Dataset records:
- - -

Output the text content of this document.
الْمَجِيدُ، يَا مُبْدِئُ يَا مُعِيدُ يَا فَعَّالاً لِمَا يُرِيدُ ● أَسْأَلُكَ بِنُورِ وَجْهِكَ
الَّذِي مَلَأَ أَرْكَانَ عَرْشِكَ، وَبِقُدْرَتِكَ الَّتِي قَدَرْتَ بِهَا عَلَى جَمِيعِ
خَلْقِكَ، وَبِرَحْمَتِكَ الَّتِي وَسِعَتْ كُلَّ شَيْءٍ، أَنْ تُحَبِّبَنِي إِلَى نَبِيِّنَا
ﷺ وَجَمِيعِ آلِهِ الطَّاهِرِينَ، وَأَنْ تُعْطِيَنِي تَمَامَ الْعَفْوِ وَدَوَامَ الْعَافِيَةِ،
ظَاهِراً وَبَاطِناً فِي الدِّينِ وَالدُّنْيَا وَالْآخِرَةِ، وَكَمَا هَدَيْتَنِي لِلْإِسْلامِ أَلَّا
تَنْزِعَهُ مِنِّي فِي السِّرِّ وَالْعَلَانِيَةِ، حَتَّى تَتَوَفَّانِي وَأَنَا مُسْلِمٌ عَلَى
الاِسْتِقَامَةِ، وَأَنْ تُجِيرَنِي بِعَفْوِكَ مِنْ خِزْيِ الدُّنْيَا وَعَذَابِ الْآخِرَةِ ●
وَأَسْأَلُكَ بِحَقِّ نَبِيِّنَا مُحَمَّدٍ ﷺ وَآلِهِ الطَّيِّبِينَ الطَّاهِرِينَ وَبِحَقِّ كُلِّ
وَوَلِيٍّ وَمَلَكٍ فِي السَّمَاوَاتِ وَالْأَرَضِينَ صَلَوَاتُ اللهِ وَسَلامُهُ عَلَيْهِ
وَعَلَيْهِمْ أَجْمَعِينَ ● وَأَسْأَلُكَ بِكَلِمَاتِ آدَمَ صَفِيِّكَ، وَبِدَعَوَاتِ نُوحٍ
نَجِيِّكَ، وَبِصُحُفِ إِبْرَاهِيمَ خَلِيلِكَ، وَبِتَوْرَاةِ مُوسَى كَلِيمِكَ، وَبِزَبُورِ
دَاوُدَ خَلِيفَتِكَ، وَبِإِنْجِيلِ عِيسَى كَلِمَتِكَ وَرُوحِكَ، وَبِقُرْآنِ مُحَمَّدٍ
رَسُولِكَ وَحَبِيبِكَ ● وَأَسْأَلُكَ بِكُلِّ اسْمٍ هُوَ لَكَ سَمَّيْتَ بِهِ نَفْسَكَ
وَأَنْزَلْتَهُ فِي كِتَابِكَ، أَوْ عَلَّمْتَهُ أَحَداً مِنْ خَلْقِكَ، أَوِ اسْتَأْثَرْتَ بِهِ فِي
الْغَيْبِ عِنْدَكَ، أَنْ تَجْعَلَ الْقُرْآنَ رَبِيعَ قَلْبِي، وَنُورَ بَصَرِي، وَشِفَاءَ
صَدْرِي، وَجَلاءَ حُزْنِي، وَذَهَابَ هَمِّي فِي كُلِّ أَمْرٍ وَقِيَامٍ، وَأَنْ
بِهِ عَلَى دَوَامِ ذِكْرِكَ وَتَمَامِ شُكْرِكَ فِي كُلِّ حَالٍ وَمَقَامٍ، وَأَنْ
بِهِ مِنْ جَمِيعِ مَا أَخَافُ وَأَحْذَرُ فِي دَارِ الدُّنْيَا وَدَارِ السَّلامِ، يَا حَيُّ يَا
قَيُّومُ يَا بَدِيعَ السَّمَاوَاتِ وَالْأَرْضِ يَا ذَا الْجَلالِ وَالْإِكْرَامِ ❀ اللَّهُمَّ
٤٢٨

- - -

__INSTRUCTION__
Print all of the entries exactly as they are written.

__SOLUTION FOR THIS EXERCISE__
Output the text content of this document.
الْمَجِيدُ، يَا مُبْدِئُ يَا مُعِيدُ يَا فَعَّالاً لِمَا يُرِيدُ ● أَسْأَلُكَ بِنُورِ وَجْهِكَ
الَّذِي مَلَأَ أَرْكَانَ عَرْشِكَ، وَبِقُدْرَتِكَ الَّتِي قَدَرْتَ بِهَا عَلَى جَمِيعِ
خَلْقِكَ، وَبِرَحْمَتِكَ الَّتِي وَسِعَتْ كُلَّ شَيْءٍ، أَنْ تُحَبِّبَنِي إِلَى نَبِيِّنَا
ﷺ وَجَمِيعِ آلِهِ الطَّاهِرِينَ، وَأَنْ تُعْطِيَنِي تَمَامَ الْعَفْوِ وَدَوَامَ الْعَافِيَةِ،
ظَاهِراً وَبَاطِناً فِي الدِّينِ وَالدُّنْيَا وَالْآخِرَةِ، وَكَمَا هَدَيْتَنِي لِلْإِسْلامِ أَلَّا
تَنْزِعَهُ مِنِّي فِي السِّرِّ وَالْعَلَانِيَةِ، حَتَّى تَتَوَفَّانِي وَأَنَا مُسْلِمٌ عَلَى
الاِسْتِقَامَةِ، وَأَنْ تُجِيرَنِي بِعَفْوِكَ مِنْ خِزْيِ الدُّنْيَا وَعَذَابِ الْآخِرَةِ ●
وَأَسْأَلُكَ بِحَقِّ نَبِيِّنَا مُحَمَّدٍ ﷺ وَآلِهِ الطَّيِّبِينَ الطَّاهِرِينَ وَبِحَقِّ كُلِّ
وَوَلِيٍّ وَمَلَكٍ فِي السَّمَاوَاتِ وَالْأَرَضِينَ صَلَوَاتُ اللهِ وَسَلامُهُ عَلَيْهِ
وَعَلَيْهِمْ أَجْمَعِينَ ● وَأَسْأَلُكَ بِكَلِمَاتِ آدَمَ صَفِيِّكَ، وَبِدَعَوَاتِ نُوحٍ
نَجِيِّكَ، وَبِصُحُفِ إِبْرَاهِيمَ خَلِيلِكَ، وَبِتَوْرَاةِ مُوسَى كَلِيمِكَ، وَبِزَبُورِ
دَاوُدَ خَلِيفَتِكَ، وَبِإِنْجِيلِ عِيسَى كَلِمَتِكَ وَرُوحِكَ، وَبِقُرْآنِ مُحَمَّدٍ
رَسُولِكَ وَحَبِيبِكَ ● وَأَسْأَلُكَ بِكُلِّ اسْمٍ هُوَ لَكَ سَمَّيْتَ بِهِ نَفْسَكَ
وَأَنْزَلْتَهُ فِي كِتَابِكَ، أَوْ عَلَّمْتَهُ أَحَداً مِنْ خَلْقِكَ، أَوِ اسْتَأْثَرْتَ بِهِ فِي
الْغَيْبِ عِنْدَكَ، أَنْ تَجْعَلَ الْقُرْآنَ رَبِيعَ قَلْبِي، وَنُورَ بَصَرِي، وَشِفَاءَ
صَدْرِي، وَجَلاءَ حُزْنِي، وَذَهَابَ هَمِّي فِي كُلِّ أَمْرٍ وَقِيَامٍ، وَأَنْ
بِهِ عَلَى دَوَامِ ذِكْرِكَ وَتَمَامِ شُكْرِكَ فِي كُلِّ حَالٍ وَمَقَامٍ، وَأَنْ
بِهِ مِنْ جَمِيعِ مَا أَخَافُ وَأَحْذَرُ فِي دَارِ الدُّنْيَا وَدَارِ السَّلامِ، يَا حَيُّ يَا
قَيُّومُ يَا بَدِيعَ السَّمَاوَاتِ وَالْأَرْضِ يَا ذَا الْجَلالِ وَالْإِكْرَامِ ❀ اللَّهُمَّ
٤٢٨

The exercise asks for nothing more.